- _Collected data entries_
-=-=-=-=-

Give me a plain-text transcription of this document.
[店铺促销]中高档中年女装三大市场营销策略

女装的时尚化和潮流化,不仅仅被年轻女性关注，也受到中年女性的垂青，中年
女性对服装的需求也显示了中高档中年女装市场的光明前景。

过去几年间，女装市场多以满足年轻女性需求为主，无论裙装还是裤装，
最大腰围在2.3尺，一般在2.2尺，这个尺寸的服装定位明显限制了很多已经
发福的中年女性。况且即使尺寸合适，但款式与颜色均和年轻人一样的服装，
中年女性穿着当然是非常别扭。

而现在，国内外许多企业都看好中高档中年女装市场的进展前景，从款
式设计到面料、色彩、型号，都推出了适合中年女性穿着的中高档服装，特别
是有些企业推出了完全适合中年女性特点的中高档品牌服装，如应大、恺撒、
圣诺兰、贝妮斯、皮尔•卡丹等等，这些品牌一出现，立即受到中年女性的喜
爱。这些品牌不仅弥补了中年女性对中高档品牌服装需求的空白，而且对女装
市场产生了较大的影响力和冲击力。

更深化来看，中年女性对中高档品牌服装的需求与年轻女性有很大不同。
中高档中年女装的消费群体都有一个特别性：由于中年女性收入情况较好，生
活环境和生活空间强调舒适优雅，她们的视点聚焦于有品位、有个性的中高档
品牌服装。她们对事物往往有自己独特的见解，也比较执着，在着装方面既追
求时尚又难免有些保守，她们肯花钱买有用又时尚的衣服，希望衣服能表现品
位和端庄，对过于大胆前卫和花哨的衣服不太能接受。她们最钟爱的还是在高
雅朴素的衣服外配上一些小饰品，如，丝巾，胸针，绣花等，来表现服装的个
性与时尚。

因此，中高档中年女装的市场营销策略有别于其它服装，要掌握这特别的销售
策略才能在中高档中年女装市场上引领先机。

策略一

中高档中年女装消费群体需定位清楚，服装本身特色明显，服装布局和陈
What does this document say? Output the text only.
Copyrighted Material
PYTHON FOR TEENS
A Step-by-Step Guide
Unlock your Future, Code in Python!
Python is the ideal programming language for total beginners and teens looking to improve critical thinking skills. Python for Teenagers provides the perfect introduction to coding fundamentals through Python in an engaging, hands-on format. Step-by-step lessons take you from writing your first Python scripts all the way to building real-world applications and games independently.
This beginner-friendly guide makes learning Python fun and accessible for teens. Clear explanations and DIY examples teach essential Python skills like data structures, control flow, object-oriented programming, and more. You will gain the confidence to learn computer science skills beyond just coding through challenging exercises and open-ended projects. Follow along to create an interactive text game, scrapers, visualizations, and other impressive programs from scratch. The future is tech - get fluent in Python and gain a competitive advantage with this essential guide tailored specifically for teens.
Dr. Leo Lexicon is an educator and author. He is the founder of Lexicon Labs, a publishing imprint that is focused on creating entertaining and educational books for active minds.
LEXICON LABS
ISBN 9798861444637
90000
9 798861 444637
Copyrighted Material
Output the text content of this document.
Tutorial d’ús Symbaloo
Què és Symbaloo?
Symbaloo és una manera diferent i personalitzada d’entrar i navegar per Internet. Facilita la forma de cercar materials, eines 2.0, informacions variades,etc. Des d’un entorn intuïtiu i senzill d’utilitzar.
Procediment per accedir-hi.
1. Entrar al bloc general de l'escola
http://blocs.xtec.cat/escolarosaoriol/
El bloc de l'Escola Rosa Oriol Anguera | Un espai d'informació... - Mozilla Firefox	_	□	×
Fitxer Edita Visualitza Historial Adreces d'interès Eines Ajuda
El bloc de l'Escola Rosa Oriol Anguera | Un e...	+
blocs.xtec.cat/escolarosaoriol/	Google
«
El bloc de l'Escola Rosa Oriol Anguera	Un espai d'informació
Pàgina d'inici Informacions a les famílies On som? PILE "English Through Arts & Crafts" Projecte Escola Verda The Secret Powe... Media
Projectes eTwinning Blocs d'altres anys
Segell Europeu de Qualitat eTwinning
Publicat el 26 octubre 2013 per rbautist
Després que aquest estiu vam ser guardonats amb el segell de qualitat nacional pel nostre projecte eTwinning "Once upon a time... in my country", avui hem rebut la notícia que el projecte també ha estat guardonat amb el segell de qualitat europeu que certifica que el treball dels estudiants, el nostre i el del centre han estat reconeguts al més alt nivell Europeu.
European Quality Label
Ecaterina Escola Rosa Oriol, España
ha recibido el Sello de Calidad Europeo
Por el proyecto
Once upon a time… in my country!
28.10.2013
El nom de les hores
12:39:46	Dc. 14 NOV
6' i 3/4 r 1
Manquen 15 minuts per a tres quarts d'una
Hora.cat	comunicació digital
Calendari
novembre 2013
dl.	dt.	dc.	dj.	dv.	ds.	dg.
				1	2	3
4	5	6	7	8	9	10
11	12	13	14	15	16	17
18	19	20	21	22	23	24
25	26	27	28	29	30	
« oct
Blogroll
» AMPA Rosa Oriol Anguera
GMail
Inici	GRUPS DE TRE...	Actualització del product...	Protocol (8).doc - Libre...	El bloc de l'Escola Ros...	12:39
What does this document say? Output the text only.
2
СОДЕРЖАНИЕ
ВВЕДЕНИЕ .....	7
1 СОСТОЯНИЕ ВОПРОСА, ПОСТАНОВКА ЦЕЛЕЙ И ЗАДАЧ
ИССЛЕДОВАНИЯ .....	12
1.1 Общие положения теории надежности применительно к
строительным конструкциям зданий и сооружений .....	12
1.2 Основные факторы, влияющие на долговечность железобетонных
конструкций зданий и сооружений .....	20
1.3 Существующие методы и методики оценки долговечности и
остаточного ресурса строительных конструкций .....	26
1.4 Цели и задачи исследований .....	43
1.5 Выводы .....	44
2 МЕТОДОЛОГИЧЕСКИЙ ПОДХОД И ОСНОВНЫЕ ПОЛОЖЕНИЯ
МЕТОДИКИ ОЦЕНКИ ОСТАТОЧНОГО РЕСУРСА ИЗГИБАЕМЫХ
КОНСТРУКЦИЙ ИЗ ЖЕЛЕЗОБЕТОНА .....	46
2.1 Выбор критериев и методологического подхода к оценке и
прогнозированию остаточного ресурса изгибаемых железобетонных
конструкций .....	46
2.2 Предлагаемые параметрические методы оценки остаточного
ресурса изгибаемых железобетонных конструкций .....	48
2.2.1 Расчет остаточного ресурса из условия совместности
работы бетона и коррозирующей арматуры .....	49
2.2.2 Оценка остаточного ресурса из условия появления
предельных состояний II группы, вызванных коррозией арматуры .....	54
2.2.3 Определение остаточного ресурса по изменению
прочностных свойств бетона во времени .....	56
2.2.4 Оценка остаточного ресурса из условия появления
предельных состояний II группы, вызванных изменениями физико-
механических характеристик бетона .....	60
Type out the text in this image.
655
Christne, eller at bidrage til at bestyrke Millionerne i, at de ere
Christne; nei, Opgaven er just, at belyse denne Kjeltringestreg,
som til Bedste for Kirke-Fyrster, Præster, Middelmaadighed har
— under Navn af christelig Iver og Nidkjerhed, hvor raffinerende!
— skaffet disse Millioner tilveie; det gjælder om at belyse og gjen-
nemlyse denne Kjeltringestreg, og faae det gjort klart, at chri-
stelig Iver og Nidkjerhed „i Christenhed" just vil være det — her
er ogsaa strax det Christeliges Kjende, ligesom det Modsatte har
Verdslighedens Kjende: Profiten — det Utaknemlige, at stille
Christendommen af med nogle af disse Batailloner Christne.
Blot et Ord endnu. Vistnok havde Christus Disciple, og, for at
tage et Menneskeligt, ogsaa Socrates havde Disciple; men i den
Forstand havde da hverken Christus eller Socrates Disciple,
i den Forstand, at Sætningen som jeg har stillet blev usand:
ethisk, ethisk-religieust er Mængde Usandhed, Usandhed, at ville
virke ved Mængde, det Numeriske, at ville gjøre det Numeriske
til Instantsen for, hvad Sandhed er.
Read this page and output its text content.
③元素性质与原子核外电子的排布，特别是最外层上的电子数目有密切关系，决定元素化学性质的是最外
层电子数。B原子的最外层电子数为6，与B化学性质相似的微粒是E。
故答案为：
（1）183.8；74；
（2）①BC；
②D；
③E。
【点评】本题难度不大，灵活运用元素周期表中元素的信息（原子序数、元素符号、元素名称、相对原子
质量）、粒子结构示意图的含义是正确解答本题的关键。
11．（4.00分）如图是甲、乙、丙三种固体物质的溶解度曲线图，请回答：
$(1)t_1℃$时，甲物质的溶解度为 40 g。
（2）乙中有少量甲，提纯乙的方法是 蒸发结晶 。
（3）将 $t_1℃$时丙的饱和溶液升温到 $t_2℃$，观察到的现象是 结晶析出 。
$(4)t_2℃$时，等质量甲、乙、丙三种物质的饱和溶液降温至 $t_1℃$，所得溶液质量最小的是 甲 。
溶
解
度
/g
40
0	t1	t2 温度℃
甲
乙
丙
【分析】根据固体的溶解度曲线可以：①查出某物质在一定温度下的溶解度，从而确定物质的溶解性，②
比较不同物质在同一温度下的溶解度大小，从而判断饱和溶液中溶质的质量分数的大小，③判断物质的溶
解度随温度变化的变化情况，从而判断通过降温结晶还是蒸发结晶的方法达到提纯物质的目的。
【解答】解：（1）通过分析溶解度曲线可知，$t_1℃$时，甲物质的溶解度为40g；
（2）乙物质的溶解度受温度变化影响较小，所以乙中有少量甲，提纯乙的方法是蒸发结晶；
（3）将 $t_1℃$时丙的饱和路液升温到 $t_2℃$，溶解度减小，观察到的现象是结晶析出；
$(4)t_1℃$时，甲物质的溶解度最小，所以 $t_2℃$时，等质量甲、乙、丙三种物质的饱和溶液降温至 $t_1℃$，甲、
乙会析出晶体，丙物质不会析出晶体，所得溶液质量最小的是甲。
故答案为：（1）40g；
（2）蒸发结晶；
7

-=-=-=-=-

- _Short exercise_
Each line from the one with "Read this page and output its text content." through the last line of the records must be written out word for word. Include nothing else.

- _Full output_
Read this page and output its text content.
③元素性质与原子核外电子的排布，特别是最外层上的电子数目有密切关系，决定元素化学性质的是最外
层电子数。B原子的最外层电子数为6，与B化学性质相似的微粒是E。
故答案为：
（1）183.8；74；
（2）①BC；
②D；
③E。
【点评】本题难度不大，灵活运用元素周期表中元素的信息（原子序数、元素符号、元素名称、相对原子
质量）、粒子结构示意图的含义是正确解答本题的关键。
11．（4.00分）如图是甲、乙、丙三种固体物质的溶解度曲线图，请回答：
$(1)t_1℃$时，甲物质的溶解度为 40 g。
（2）乙中有少量甲，提纯乙的方法是 蒸发结晶 。
（3）将 $t_1℃$时丙的饱和溶液升温到 $t_2℃$，观察到的现象是 结晶析出 。
$(4)t_2℃$时，等质量甲、乙、丙三种物质的饱和溶液降温至 $t_1℃$，所得溶液质量最小的是 甲 。
溶
解
度
/g
40
0	t1	t2 温度℃
甲
乙
丙
【分析】根据固体的溶解度曲线可以：①查出某物质在一定温度下的溶解度，从而确定物质的溶解性，②
比较不同物质在同一温度下的溶解度大小，从而判断饱和溶液中溶质的质量分数的大小，③判断物质的溶
解度随温度变化的变化情况，从而判断通过降温结晶还是蒸发结晶的方法达到提纯物质的目的。
【解答】解：（1）通过分析溶解度曲线可知，$t_1℃$时，甲物质的溶解度为40g；
（2）乙物质的溶解度受温度变化影响较小，所以乙中有少量甲，提纯乙的方法是蒸发结晶；
（3）将 $t_1℃$时丙的饱和路液升温到 $t_2℃$，溶解度减小，观察到的现象是结晶析出；
$(4)t_1℃$时，甲物质的溶解度最小，所以 $t_2℃$时，等质量甲、乙、丙三种物质的饱和溶液降温至 $t_1℃$，甲、
乙会析出晶体，丙物质不会析出晶体，所得溶液质量最小的是甲。
故答案为：（1）40g；
（2）蒸发结晶；
7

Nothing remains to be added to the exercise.